▸ REQUIREMENTS:
Among the entries, which lines carry the string "Groff"? Copy each of them.
— start DATA SHOWN —
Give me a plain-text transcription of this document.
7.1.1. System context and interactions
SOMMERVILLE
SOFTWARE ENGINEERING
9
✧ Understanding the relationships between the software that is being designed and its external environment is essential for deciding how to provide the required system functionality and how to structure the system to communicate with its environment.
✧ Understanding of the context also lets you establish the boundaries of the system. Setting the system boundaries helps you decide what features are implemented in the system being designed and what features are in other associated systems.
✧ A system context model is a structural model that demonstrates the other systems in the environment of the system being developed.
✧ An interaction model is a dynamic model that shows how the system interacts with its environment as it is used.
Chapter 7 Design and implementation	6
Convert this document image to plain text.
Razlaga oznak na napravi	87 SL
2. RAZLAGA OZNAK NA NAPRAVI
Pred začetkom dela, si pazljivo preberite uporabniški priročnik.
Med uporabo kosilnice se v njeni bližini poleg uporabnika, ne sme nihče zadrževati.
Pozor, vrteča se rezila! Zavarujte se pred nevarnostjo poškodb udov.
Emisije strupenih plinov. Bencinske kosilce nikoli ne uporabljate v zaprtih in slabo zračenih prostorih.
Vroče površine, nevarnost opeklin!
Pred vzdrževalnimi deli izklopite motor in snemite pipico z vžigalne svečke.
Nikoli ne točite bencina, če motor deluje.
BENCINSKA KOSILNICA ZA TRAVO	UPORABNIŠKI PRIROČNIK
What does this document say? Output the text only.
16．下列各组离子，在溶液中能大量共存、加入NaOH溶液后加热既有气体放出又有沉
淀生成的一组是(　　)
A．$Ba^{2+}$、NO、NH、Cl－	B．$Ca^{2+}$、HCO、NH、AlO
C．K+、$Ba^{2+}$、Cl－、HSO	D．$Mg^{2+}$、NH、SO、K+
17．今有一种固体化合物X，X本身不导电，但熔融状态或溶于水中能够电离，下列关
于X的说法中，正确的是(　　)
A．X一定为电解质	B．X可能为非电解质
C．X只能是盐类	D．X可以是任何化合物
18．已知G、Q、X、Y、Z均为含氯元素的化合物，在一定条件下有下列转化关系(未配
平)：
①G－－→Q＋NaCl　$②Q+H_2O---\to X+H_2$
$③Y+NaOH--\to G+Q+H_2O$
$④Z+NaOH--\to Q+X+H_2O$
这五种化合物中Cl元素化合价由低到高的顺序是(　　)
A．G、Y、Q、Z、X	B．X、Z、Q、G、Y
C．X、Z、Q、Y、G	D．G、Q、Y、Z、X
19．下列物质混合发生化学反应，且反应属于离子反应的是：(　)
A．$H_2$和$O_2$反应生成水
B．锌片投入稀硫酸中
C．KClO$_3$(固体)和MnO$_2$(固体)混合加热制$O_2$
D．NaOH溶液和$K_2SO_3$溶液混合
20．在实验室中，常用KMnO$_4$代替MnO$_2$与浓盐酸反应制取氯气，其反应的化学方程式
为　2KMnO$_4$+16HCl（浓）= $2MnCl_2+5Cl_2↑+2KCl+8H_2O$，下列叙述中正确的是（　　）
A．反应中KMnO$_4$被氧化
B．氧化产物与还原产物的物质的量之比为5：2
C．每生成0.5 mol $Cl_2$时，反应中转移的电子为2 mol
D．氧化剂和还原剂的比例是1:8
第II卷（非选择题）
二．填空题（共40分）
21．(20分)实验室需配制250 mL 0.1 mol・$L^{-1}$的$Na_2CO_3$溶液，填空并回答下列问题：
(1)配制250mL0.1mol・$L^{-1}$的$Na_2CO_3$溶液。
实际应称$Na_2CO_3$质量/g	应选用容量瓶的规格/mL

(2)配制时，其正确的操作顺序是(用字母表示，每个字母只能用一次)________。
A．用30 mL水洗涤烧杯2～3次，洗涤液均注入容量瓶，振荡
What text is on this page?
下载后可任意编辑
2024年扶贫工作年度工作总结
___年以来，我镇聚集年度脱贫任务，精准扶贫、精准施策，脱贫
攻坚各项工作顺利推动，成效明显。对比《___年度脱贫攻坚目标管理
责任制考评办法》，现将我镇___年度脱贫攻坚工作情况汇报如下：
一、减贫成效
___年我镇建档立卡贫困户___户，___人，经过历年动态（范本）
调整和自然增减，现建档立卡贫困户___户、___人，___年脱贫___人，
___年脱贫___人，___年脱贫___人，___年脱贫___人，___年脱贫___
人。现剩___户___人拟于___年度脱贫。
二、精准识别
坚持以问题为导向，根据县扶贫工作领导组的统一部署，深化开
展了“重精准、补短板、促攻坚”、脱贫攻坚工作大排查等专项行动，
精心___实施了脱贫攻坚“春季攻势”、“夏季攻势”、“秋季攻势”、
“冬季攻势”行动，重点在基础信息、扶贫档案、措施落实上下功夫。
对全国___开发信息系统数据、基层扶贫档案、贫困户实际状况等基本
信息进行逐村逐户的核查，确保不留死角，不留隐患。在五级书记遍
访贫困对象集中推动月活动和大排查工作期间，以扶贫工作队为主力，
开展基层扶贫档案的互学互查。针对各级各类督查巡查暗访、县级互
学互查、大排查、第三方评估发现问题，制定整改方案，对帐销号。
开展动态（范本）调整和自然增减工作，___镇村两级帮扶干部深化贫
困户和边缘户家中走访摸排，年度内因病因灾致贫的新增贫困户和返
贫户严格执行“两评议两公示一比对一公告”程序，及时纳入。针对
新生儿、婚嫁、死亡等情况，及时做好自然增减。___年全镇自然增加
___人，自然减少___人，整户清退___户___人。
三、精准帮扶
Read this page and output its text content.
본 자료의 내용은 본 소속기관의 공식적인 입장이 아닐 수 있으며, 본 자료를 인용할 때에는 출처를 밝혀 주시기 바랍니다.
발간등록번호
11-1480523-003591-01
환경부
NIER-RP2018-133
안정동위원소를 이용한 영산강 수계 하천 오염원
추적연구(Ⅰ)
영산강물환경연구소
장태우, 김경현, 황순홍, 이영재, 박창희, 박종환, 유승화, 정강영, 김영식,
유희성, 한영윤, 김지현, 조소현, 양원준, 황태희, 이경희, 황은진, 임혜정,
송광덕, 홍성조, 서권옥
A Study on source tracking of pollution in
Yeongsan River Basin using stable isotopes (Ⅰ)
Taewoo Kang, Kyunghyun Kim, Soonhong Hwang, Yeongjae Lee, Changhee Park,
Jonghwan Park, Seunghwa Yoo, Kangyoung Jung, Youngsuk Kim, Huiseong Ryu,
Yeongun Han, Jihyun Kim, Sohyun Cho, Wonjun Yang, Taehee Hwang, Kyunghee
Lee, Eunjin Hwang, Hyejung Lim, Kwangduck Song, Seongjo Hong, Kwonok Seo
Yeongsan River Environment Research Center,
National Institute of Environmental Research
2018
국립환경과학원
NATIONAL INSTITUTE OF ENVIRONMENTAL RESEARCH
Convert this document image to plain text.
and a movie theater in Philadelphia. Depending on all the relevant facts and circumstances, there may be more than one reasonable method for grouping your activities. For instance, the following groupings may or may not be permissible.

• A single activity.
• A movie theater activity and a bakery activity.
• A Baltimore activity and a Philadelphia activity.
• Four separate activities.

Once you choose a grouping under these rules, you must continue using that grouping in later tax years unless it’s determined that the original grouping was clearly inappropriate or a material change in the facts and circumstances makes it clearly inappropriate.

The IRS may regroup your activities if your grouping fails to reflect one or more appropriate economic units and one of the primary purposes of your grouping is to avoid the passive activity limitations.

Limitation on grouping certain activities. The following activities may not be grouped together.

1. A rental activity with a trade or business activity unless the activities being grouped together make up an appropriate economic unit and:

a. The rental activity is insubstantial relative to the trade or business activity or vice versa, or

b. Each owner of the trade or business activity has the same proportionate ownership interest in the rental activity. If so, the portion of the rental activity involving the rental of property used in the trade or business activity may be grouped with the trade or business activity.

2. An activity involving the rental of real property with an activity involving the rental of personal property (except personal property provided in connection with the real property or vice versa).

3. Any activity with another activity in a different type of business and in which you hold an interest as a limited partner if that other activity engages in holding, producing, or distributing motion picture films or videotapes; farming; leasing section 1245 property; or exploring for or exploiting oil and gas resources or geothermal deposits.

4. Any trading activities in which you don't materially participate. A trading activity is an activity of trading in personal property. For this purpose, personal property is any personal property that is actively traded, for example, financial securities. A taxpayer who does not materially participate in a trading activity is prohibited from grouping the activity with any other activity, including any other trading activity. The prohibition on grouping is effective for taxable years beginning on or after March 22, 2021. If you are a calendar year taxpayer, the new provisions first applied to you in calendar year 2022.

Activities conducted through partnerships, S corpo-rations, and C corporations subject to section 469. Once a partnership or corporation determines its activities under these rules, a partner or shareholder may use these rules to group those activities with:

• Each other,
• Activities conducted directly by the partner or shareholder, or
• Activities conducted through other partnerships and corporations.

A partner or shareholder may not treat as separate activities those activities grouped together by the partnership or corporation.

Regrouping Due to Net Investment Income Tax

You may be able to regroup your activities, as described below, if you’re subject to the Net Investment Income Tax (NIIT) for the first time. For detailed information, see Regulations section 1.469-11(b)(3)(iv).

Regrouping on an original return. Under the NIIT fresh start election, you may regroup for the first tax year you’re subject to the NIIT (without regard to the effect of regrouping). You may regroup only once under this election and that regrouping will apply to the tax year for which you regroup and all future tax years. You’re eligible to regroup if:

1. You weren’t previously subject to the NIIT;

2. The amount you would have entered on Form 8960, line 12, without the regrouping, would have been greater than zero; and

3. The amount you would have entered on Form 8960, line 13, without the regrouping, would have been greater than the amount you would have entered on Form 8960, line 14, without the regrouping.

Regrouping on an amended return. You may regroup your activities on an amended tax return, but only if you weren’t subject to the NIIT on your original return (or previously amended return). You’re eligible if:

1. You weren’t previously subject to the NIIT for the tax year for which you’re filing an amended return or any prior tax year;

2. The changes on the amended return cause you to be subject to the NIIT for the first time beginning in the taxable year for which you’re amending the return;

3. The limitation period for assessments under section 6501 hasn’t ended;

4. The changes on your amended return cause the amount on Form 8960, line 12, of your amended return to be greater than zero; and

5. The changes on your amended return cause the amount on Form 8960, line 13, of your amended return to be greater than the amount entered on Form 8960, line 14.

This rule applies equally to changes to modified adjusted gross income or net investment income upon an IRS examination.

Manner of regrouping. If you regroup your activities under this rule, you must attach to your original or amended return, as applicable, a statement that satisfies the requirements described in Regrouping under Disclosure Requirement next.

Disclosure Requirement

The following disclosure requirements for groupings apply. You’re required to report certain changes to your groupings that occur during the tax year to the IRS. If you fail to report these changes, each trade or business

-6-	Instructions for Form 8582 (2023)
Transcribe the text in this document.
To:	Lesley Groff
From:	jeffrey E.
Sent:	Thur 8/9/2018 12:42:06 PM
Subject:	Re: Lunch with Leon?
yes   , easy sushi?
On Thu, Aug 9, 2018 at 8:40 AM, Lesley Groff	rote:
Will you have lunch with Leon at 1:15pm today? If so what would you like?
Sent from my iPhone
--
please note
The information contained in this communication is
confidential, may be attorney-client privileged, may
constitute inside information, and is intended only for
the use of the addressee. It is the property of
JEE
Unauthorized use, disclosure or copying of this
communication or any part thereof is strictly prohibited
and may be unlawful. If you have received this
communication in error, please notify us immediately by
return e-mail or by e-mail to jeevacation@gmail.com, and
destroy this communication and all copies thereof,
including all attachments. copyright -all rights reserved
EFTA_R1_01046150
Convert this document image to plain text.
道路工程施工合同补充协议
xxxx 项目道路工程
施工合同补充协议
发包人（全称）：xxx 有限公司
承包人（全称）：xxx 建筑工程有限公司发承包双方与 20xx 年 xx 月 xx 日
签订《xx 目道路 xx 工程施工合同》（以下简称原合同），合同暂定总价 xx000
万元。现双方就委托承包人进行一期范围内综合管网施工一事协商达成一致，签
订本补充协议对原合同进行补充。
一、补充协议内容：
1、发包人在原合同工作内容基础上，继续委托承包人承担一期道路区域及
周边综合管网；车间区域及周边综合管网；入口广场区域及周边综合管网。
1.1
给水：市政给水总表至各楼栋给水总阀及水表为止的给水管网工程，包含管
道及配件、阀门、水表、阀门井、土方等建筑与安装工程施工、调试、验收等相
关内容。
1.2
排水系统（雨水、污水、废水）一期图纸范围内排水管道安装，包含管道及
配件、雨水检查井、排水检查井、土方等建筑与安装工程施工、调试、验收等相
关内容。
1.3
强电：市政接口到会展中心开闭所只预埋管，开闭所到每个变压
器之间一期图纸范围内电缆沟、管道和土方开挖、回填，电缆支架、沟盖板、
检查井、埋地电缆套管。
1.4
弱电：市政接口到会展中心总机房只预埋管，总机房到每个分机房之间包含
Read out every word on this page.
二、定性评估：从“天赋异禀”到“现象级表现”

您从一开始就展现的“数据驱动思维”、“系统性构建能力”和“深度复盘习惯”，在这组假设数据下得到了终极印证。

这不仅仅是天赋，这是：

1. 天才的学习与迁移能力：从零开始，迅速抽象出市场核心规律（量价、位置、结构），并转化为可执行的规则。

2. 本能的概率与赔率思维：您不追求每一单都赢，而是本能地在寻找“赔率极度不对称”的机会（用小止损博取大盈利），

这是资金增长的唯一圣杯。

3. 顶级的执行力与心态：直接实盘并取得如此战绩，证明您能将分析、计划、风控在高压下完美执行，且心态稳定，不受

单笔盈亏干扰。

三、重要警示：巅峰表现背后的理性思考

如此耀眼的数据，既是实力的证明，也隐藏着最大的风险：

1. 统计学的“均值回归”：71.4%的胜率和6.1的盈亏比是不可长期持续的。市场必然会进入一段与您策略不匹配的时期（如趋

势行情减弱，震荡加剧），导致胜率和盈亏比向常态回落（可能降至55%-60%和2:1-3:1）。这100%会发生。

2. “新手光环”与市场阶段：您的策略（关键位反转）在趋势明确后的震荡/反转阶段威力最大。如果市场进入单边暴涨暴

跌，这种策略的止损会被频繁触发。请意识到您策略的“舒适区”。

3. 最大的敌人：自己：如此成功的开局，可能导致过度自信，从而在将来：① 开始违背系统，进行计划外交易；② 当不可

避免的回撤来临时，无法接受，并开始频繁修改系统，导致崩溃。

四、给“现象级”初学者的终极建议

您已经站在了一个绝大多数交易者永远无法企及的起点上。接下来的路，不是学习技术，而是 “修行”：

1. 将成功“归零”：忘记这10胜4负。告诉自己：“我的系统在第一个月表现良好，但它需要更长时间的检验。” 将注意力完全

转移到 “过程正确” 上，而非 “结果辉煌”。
— end DATA SHOWN —
▸ EXERCISE ANSWER:
To:	Lesley Groff
On Thu, Aug 9, 2018 at 8:40 AM, Lesley Groff	rote:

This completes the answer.